##### MATERIAL FOR THE TASK #####

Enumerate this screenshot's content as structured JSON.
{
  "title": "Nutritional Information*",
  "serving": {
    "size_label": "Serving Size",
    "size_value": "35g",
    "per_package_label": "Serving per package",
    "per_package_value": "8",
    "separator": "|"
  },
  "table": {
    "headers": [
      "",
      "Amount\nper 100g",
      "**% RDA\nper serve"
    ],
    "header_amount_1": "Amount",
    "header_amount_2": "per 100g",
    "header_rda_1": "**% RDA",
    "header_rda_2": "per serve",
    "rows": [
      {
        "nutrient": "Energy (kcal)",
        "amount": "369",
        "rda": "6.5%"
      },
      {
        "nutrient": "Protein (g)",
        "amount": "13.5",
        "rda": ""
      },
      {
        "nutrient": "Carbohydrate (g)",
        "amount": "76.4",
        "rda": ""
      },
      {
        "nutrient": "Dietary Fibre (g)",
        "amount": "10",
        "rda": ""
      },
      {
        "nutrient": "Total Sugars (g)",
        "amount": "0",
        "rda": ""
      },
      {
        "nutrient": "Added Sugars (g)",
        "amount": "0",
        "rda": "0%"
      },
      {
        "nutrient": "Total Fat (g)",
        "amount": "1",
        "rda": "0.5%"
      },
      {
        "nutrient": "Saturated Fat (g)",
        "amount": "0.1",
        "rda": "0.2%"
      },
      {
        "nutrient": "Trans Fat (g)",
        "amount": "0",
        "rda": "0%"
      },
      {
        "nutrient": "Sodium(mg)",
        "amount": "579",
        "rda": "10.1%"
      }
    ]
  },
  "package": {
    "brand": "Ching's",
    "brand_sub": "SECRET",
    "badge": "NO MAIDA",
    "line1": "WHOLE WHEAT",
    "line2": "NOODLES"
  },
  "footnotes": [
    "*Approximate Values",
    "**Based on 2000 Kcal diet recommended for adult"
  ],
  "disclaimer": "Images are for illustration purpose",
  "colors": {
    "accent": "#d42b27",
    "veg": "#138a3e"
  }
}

#####

▶ **WHAT YOU ARE ASKED TO DO**
Output the data exactly, so that every line matches the original.

▶ **WRITTEN RESPONSE**
Enumerate this screenshot's content as structured JSON.
{
  "title": "Nutritional Information*",
  "serving": {
    "size_label": "Serving Size",
    "size_value": "35g",
    "per_package_label": "Serving per package",
    "per_package_value": "8",
    "separator": "|"
  },
  "table": {
    "headers": [
      "",
      "Amount\nper 100g",
      "**% RDA\nper serve"
    ],
    "header_amount_1": "Amount",
    "header_amount_2": "per 100g",
    "header_rda_1": "**% RDA",
    "header_rda_2": "per serve",
    "rows": [
      {
        "nutrient": "Energy (kcal)",
        "amount": "369",
        "rda": "6.5%"
      },
      {
        "nutrient": "Protein (g)",
        "amount": "13.5",
        "rda": ""
      },
      {
        "nutrient": "Carbohydrate (g)",
        "amount": "76.4",
        "rda": ""
      },
      {
        "nutrient": "Dietary Fibre (g)",
        "amount": "10",
        "rda": ""
      },
      {
        "nutrient": "Total Sugars (g)",
        "amount": "0",
        "rda": ""
      },
      {
        "nutrient": "Added Sugars (g)",
        "amount": "0",
        "rda": "0%"
      },
      {
        "nutrient": "Total Fat (g)",
        "amount": "1",
        "rda": "0.5%"
      },
      {
        "nutrient": "Saturated Fat (g)",
        "amount": "0.1",
        "rda": "0.2%"
      },
      {
        "nutrient": "Trans Fat (g)",
        "amount": "0",
        "rda": "0%"
      },
      {
        "nutrient": "Sodium(mg)",
        "amount": "579",
        "rda": "10.1%"
      }
    ]
  },
  "package": {
    "brand": "Ching's",
    "brand_sub": "SECRET",
    "badge": "NO MAIDA",
    "line1": "WHOLE WHEAT",
    "line2": "NOODLES"
  },
  "footnotes": [
    "*Approximate Values",
    "**Based on 2000 Kcal diet recommended for adult"
  ],
  "disclaimer": "Images are for illustration purpose",
  "colors": {
    "accent": "#d42b27",
    "veg": "#138a3e"
  }
}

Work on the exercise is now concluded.